>> Start

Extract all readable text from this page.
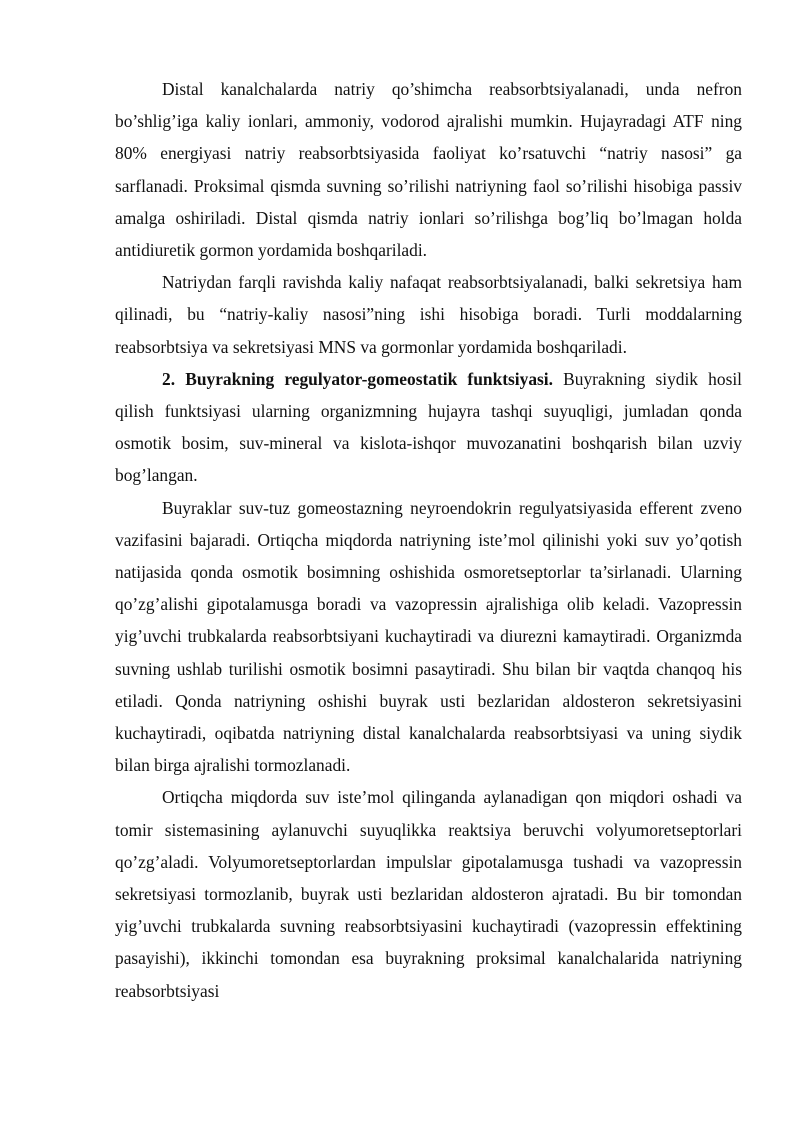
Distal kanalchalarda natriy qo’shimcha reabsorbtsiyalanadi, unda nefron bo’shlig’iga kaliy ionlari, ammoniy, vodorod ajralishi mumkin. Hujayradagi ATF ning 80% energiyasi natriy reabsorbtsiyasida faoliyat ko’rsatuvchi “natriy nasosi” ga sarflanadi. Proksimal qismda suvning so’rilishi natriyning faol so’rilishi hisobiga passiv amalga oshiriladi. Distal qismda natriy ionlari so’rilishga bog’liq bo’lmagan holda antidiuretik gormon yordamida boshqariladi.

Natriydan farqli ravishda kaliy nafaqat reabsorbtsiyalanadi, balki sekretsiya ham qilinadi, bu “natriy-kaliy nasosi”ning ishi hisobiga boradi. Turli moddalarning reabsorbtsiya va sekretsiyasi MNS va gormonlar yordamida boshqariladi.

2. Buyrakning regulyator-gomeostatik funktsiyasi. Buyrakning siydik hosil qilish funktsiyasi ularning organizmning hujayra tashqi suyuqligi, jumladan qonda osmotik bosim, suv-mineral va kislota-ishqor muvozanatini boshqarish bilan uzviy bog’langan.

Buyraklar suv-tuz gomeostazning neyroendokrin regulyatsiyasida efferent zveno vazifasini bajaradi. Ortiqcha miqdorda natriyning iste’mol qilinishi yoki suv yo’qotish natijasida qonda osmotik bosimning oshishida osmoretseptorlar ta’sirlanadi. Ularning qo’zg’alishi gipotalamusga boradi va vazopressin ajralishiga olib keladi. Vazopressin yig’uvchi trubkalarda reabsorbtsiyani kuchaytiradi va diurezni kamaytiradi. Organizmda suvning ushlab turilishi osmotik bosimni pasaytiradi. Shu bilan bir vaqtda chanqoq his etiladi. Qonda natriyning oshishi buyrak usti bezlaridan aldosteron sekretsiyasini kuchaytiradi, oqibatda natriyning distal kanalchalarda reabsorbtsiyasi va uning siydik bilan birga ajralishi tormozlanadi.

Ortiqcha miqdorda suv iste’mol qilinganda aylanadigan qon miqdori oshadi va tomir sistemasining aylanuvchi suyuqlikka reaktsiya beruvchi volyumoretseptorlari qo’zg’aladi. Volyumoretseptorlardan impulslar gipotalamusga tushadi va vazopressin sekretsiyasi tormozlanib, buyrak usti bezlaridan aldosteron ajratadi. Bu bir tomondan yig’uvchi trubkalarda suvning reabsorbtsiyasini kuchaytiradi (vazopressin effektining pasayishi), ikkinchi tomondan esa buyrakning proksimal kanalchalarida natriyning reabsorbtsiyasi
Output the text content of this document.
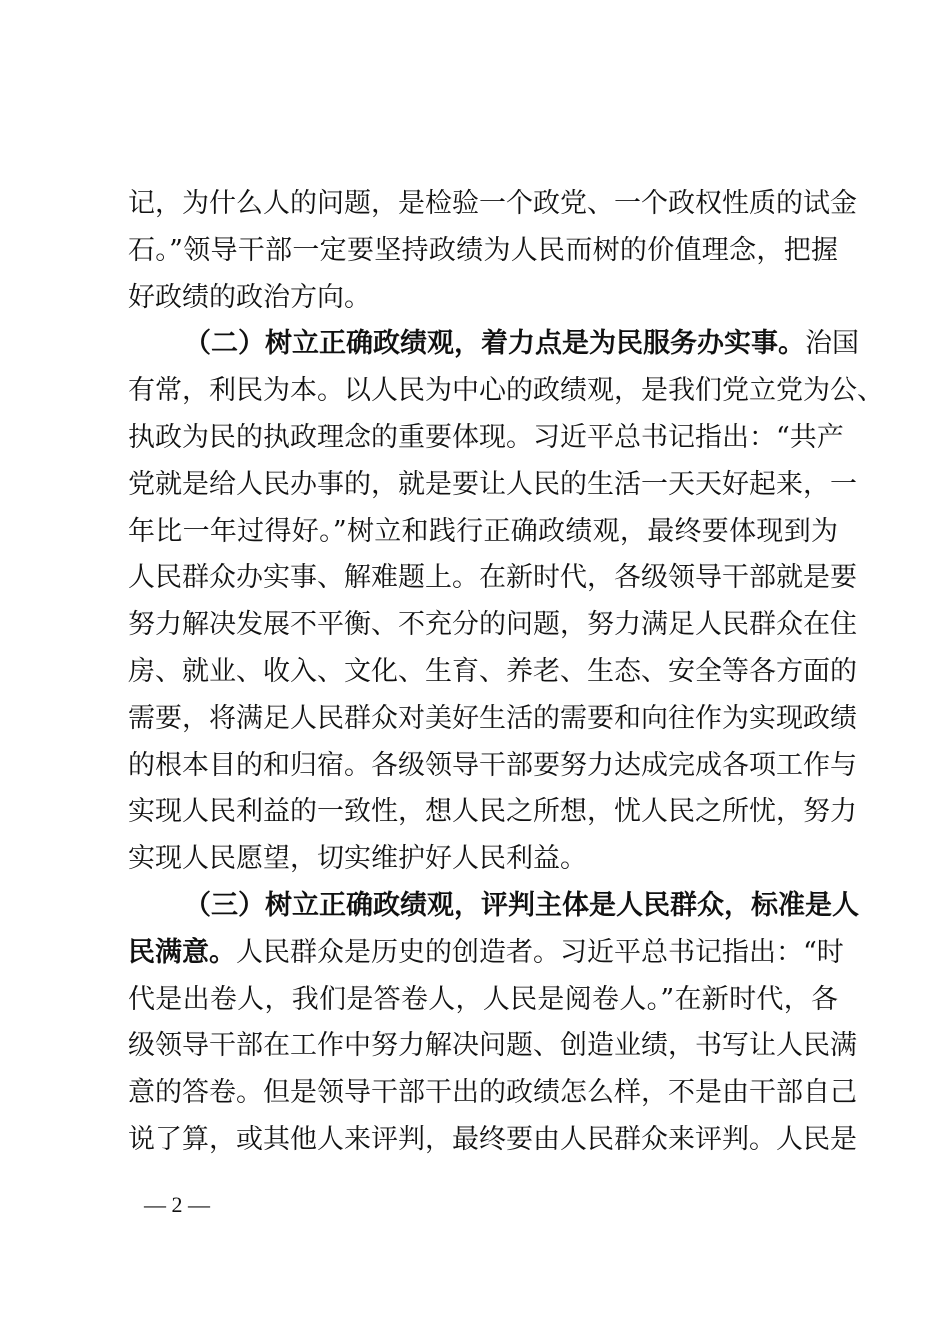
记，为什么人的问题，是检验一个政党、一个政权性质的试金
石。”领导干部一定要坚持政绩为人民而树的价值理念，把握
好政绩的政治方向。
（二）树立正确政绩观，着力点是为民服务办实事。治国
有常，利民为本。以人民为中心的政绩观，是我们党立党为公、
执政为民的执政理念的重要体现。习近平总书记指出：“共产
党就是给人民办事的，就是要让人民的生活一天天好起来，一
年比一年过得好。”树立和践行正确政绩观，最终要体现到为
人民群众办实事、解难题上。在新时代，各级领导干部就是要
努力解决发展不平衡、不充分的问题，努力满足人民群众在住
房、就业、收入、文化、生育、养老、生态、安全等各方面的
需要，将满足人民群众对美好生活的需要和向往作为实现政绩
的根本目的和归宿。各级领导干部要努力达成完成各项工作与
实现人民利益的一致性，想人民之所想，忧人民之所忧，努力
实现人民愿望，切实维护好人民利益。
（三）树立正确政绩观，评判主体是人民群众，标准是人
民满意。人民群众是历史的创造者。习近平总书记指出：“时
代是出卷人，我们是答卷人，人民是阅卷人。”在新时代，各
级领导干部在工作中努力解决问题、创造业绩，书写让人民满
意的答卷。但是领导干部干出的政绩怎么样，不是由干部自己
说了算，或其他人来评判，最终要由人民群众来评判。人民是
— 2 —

>> End

**EXERCISE INSTRUCTIONS**
For each line in the data above that contains the string "miqdorda", extract the line.

**SOLUTION BELOW**
Buyraklar suv-tuz gomeostazning neyroendokrin regulyatsiyasida efferent zveno vazifasini bajaradi. Ortiqcha miqdorda natriyning iste’mol qilinishi yoki suv yo’qotish natijasida qonda osmotik bosimning oshishida osmoretseptorlar ta’sirlanadi. Ularning qo’zg’alishi gipotalamusga boradi va vazopressin ajralishiga olib keladi. Vazopressin yig’uvchi trubkalarda reabsorbtsiyani kuchaytiradi va diurezni kamaytiradi. Organizmda suvning ushlab turilishi osmotik bosimni pasaytiradi. Shu bilan bir vaqtda chanqoq his etiladi. Qonda natriyning oshishi buyrak usti bezlaridan aldosteron sekretsiyasini kuchaytiradi, oqibatda natriyning distal kanalchalarda reabsorbtsiyasi va uning siydik bilan birga ajralishi tormozlanadi.
Ortiqcha miqdorda suv iste’mol qilinganda aylanadigan qon miqdori oshadi va tomir sistemasining aylanuvchi suyuqlikka reaktsiya beruvchi volyumoretseptorlari qo’zg’aladi. Volyumoretseptorlardan impulslar gipotalamusga tushadi va vazopressin sekretsiyasi tormozlanib, buyrak usti bezlaridan aldosteron ajratadi. Bu bir tomondan yig’uvchi trubkalarda suvning reabsorbtsiyasini kuchaytiradi (vazopressin effektining pasayishi), ikkinchi tomondan esa buyrakning proksimal kanalchalarida natriyning reabsorbtsiyasi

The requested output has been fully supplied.